GIVEN INSTRUCTION
Please copy the lines below verbatim, starting with the line holding "352, 357, 363]" and ending with the line holding "411, 424, 421]", both included.

::: MATERIAL FOR THIS EXERCISE

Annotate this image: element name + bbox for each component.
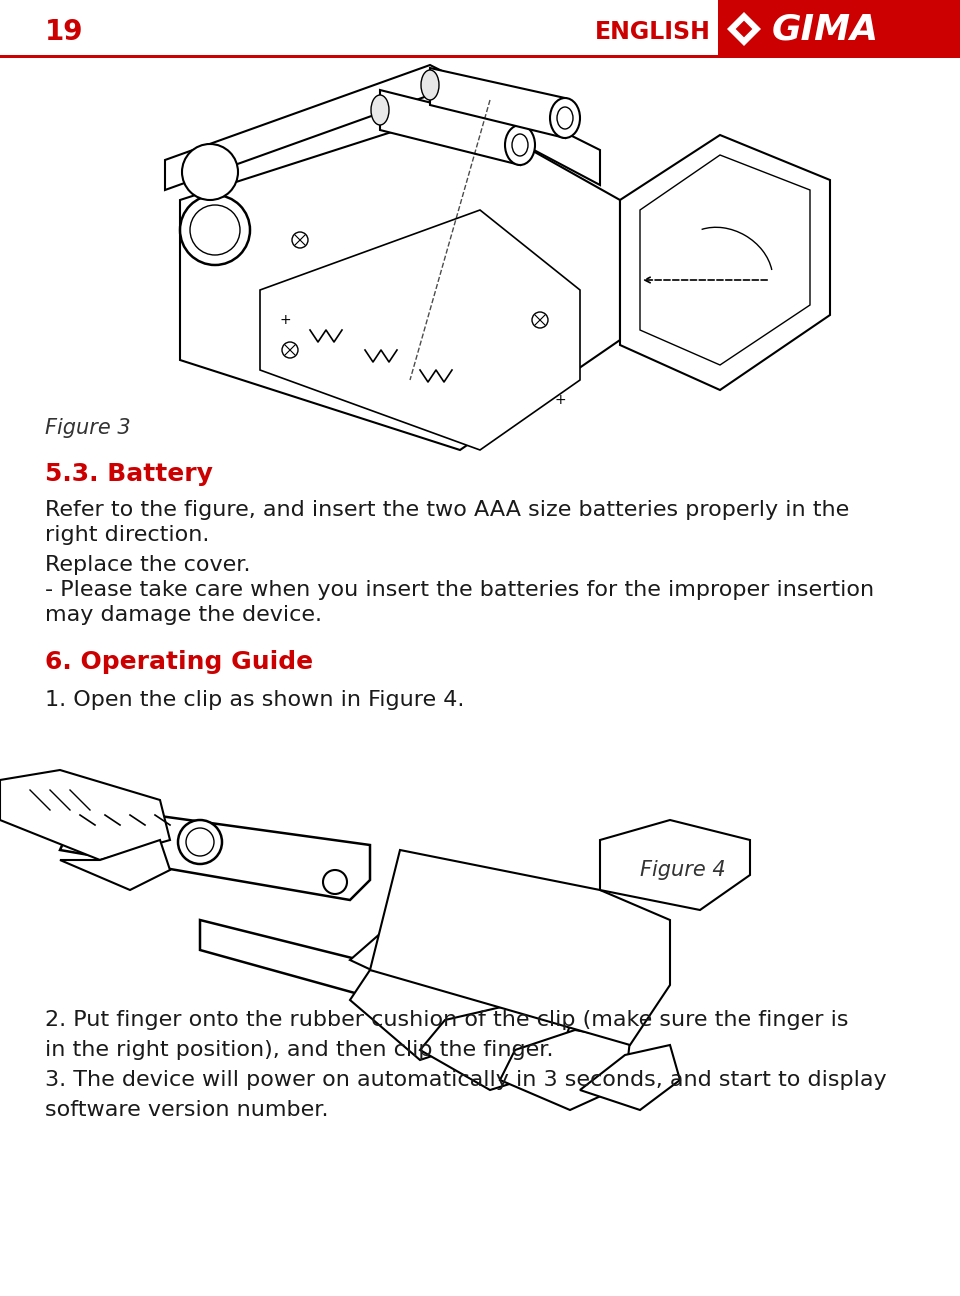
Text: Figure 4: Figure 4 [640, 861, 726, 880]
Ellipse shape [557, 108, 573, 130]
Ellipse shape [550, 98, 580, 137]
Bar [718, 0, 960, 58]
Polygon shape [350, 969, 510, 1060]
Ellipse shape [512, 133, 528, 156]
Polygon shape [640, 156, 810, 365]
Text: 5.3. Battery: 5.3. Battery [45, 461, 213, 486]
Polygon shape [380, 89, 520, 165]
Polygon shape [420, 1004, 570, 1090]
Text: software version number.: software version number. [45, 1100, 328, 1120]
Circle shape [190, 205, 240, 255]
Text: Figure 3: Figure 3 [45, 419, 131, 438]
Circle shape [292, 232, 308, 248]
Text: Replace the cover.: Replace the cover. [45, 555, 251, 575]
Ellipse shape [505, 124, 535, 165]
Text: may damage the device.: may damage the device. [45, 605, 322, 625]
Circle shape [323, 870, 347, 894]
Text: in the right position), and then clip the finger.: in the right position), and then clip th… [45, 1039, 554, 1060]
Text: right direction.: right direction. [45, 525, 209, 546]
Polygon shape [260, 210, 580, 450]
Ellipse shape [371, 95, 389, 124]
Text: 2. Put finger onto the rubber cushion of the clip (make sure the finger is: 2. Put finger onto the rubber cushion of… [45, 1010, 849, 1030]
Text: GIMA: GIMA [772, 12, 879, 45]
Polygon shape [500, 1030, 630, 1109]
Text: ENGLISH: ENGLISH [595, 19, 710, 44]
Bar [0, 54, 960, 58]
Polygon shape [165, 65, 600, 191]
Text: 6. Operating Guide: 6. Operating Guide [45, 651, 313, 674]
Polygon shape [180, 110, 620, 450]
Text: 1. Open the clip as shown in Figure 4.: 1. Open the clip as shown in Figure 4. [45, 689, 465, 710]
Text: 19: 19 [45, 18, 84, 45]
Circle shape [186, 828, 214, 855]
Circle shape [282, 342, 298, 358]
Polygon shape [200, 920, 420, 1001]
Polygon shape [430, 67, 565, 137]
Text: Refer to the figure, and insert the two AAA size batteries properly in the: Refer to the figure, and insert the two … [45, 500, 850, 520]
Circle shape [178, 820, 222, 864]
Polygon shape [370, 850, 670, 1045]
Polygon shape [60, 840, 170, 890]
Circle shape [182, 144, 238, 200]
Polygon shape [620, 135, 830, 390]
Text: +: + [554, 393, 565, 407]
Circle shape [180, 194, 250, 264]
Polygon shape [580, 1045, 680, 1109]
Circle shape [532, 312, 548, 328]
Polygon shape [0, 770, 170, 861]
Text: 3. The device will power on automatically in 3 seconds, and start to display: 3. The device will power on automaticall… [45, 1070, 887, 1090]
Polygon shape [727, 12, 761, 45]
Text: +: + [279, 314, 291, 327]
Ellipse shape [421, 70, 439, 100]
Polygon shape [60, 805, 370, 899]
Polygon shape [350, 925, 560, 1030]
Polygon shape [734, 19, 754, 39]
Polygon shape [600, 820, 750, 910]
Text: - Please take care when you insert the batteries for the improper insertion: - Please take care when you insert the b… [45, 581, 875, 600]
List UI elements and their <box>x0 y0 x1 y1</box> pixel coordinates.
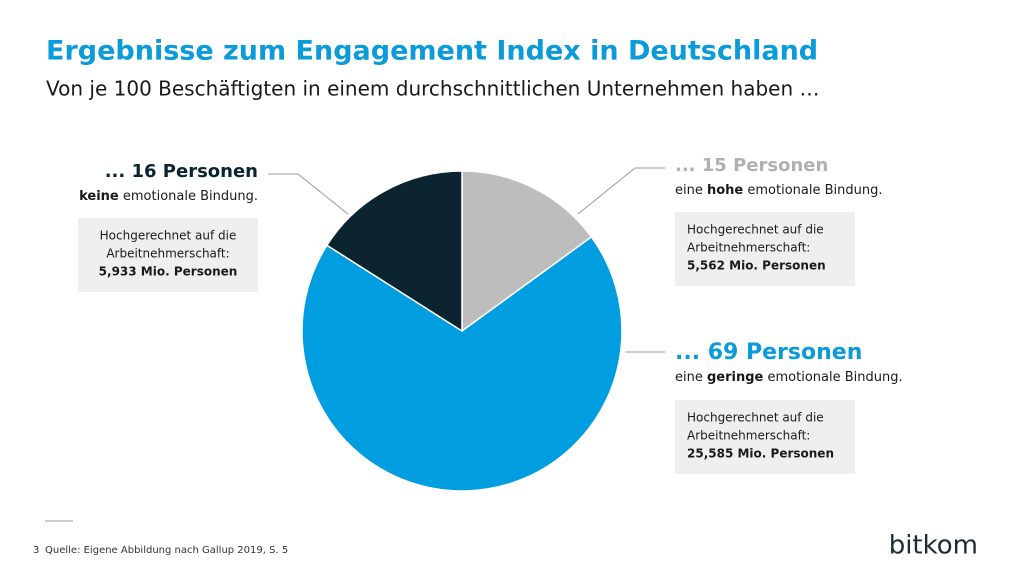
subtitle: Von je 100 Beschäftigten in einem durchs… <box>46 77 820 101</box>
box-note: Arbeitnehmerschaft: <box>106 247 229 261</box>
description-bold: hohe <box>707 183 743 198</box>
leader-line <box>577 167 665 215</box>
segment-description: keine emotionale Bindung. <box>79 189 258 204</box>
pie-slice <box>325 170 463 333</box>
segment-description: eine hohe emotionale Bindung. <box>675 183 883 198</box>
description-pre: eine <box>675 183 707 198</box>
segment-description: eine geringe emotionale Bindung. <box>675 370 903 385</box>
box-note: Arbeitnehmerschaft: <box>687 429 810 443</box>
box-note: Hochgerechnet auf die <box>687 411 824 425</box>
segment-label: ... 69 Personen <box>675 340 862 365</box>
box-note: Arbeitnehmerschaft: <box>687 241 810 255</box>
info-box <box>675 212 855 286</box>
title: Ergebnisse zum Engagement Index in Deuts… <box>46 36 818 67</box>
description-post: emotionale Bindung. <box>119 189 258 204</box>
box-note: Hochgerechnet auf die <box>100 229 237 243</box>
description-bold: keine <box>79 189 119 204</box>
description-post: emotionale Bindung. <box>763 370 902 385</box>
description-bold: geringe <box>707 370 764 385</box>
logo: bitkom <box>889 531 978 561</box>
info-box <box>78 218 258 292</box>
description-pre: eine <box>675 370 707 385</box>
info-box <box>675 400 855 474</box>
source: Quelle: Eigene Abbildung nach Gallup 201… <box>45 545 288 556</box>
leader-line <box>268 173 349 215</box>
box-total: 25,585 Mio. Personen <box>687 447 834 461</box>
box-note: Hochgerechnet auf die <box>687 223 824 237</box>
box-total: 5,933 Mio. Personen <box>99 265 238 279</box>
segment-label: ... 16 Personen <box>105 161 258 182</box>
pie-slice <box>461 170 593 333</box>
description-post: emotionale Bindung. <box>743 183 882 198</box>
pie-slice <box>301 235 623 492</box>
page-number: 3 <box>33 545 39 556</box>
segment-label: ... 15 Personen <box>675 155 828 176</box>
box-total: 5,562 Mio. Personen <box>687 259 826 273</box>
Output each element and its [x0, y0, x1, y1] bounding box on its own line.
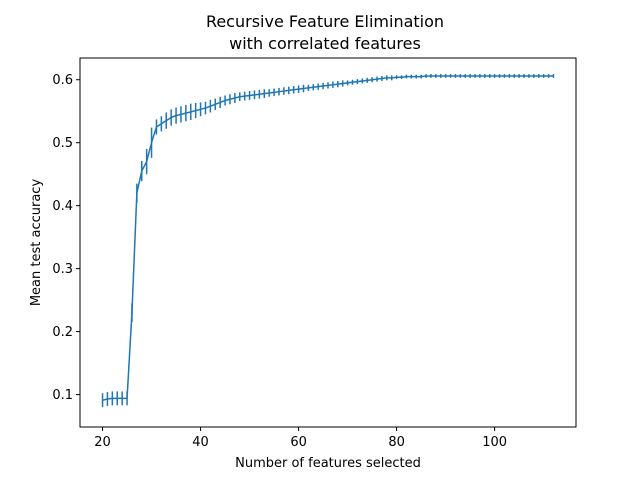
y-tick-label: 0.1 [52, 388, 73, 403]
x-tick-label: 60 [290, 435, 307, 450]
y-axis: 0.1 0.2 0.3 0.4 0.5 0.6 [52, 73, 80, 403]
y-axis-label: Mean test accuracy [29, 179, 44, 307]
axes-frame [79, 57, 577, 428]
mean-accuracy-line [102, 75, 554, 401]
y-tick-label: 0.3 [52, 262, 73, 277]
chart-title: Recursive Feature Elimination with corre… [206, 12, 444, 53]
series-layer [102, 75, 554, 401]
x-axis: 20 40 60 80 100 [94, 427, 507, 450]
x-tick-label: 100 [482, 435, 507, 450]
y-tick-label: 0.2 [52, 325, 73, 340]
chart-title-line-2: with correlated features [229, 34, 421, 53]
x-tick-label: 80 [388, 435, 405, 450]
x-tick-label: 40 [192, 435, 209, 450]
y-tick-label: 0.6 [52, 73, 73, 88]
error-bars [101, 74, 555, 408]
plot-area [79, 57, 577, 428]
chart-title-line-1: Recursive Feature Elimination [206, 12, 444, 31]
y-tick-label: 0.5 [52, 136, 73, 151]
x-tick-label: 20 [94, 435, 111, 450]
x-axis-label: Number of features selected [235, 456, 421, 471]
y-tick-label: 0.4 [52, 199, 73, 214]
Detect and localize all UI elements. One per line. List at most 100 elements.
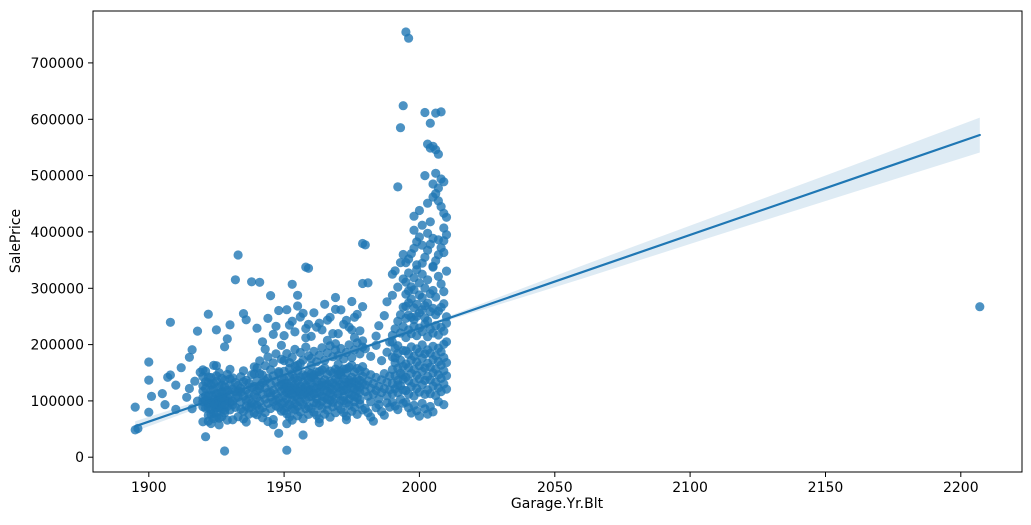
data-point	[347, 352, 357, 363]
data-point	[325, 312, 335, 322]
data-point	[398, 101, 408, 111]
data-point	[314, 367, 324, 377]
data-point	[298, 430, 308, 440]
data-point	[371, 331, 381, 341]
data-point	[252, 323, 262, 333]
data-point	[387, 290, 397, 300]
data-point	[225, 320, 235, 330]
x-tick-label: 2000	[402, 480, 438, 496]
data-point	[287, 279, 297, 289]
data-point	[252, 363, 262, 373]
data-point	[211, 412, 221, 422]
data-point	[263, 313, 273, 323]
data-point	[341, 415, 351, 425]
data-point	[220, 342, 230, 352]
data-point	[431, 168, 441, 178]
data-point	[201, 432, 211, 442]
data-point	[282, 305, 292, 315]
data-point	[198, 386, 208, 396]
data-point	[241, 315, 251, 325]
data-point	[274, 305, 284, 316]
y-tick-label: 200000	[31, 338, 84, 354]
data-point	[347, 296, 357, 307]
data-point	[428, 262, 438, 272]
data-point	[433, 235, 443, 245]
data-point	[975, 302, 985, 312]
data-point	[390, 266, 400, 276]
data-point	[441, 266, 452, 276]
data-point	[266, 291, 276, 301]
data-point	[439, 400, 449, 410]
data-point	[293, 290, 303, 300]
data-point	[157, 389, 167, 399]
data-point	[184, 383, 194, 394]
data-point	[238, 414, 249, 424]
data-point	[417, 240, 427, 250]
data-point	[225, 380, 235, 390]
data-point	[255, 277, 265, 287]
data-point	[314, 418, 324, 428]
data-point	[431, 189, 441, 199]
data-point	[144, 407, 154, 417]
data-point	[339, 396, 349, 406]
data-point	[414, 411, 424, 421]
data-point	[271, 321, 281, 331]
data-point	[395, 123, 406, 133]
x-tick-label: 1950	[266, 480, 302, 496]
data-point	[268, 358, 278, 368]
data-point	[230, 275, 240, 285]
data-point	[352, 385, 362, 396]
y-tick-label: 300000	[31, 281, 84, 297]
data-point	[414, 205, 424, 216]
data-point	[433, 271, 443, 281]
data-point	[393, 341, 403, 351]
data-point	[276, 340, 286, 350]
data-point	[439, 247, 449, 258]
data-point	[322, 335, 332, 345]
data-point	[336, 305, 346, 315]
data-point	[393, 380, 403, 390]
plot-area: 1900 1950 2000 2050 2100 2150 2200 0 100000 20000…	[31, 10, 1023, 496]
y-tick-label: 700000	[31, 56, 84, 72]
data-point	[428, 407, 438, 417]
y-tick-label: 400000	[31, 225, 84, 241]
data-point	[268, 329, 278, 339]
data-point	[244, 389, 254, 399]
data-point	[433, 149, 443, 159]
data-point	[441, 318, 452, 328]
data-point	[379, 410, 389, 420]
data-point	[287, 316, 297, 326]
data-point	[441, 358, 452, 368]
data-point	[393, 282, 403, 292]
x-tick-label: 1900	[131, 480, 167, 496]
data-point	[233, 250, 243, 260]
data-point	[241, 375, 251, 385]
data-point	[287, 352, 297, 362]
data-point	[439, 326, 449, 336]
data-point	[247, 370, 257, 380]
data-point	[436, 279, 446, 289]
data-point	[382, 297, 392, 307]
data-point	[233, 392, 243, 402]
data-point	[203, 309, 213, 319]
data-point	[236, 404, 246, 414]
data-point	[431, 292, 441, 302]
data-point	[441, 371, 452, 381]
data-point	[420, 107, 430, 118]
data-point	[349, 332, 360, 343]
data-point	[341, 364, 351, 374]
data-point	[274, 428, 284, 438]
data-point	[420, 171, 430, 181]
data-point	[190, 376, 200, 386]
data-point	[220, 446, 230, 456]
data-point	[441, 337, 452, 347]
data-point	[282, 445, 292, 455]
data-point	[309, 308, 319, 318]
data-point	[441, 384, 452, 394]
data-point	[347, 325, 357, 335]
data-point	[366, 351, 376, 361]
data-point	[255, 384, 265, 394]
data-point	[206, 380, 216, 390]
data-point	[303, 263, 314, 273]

::::::

THE SOLUTION
data-point	[347, 352, 357, 363]
data-point	[325, 312, 335, 322]
data-point	[398, 101, 408, 111]
data-point	[314, 367, 324, 377]
data-point	[298, 430, 308, 440]
data-point	[371, 331, 381, 341]
data-point	[252, 323, 262, 333]
data-point	[387, 290, 397, 300]
data-point	[225, 320, 235, 330]
x-tick-label: 2000	[402, 480, 438, 496]
data-point	[287, 279, 297, 289]
data-point	[252, 363, 262, 373]
data-point	[211, 412, 221, 422]
data-point	[263, 313, 273, 323]
data-point	[341, 415, 351, 425]
data-point	[220, 342, 230, 352]
data-point	[431, 168, 441, 178]
data-point	[201, 432, 211, 442]
data-point	[282, 305, 292, 315]
data-point	[198, 386, 208, 396]
data-point	[241, 315, 251, 325]
data-point	[274, 305, 284, 316]
y-tick-label: 200000	[31, 338, 84, 354]
data-point	[347, 296, 357, 307]
data-point	[428, 262, 438, 272]
data-point	[433, 235, 443, 245]
data-point	[975, 302, 985, 312]
data-point	[390, 266, 400, 276]
data-point	[441, 266, 452, 276]
data-point	[266, 291, 276, 301]
data-point	[439, 400, 449, 410]
data-point	[293, 290, 303, 300]
data-point	[157, 389, 167, 399]
data-point	[184, 383, 194, 394]
data-point	[238, 414, 249, 424]
data-point	[417, 240, 427, 250]
data-point	[225, 380, 235, 390]
data-point	[255, 277, 265, 287]
data-point	[314, 418, 324, 428]
data-point	[431, 189, 441, 199]
data-point	[144, 407, 154, 417]
data-point	[339, 396, 349, 406]
data-point	[414, 411, 424, 421]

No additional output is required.